Structured figure records
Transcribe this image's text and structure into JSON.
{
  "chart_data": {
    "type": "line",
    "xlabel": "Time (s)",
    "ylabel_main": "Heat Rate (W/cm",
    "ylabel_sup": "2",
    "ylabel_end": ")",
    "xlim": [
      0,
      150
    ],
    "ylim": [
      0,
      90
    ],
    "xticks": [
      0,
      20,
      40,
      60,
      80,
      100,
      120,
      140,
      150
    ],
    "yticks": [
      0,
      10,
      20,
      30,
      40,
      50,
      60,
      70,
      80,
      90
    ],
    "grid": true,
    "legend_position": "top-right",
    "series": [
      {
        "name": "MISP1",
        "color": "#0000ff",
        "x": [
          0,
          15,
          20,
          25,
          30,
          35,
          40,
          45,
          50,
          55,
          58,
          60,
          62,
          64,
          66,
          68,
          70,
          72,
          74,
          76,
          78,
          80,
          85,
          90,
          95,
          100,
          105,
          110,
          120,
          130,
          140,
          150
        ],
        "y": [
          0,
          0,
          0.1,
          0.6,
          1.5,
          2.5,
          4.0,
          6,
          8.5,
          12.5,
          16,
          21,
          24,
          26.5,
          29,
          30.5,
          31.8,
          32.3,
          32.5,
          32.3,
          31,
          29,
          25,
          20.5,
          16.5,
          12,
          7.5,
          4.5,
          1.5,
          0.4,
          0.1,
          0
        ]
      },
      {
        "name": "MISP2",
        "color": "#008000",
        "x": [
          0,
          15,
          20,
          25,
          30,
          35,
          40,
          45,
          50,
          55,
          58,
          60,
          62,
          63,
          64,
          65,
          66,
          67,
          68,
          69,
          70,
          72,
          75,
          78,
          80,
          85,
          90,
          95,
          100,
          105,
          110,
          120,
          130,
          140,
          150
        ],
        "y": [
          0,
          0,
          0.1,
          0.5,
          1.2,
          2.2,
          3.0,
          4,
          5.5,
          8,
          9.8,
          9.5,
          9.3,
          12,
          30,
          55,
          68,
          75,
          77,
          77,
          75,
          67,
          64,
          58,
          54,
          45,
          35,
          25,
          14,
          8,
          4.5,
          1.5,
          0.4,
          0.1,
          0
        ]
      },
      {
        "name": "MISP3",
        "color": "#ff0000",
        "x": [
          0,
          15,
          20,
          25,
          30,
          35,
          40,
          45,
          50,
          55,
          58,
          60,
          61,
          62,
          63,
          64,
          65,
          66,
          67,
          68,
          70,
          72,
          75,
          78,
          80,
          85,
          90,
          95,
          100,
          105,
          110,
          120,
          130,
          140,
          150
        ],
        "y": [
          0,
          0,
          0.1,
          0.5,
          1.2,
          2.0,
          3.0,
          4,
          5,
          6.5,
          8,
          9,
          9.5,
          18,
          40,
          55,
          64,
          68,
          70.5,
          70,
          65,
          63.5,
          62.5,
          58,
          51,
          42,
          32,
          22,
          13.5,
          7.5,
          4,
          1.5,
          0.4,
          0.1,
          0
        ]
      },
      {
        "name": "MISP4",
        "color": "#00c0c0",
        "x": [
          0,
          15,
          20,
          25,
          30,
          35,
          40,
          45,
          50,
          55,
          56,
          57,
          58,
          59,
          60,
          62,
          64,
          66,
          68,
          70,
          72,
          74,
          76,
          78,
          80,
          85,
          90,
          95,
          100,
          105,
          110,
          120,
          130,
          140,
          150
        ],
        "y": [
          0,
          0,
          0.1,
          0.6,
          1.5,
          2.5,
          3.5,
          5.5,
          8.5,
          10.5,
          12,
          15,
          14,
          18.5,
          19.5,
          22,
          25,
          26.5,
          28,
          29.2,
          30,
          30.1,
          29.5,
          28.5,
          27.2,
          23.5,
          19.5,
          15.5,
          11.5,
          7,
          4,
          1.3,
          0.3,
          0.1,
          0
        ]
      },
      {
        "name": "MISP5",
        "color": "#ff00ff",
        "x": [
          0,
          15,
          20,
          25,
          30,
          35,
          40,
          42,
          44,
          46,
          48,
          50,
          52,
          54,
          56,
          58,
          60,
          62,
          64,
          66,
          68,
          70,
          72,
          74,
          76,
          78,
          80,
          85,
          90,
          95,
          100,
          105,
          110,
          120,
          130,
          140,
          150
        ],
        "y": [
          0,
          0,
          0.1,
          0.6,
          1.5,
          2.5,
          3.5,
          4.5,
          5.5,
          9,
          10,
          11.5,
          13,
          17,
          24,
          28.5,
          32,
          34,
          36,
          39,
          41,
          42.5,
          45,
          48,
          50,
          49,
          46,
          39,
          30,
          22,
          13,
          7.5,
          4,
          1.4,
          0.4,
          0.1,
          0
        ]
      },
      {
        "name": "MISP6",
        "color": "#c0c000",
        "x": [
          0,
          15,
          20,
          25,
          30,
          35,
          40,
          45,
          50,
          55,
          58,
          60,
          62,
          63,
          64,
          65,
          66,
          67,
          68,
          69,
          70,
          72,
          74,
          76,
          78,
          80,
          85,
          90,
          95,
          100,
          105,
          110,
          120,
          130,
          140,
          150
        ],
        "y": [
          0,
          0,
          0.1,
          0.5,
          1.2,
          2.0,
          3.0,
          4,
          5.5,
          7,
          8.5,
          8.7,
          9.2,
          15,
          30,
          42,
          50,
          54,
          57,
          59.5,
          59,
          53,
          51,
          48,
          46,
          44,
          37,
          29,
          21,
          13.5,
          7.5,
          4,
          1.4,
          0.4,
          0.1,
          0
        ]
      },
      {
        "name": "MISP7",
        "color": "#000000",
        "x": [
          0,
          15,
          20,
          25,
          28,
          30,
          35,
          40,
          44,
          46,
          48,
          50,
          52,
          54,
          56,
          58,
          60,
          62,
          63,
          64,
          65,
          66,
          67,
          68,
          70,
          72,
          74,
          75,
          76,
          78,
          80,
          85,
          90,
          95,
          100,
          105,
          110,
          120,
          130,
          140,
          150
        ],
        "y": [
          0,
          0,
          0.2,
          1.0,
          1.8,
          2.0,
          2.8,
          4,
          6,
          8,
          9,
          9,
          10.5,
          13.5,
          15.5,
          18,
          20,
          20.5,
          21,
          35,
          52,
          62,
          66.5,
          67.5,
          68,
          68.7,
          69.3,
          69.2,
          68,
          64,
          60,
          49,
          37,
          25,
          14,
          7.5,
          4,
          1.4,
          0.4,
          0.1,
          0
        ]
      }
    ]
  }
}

### The problem
Show the lines that mention the word "name".

### Expected answer
        "name": "MISP1",
        "name": "MISP2",
        "name": "MISP3",
        "name": "MISP4",
        "name": "MISP5",
        "name": "MISP6",
        "name": "MISP7",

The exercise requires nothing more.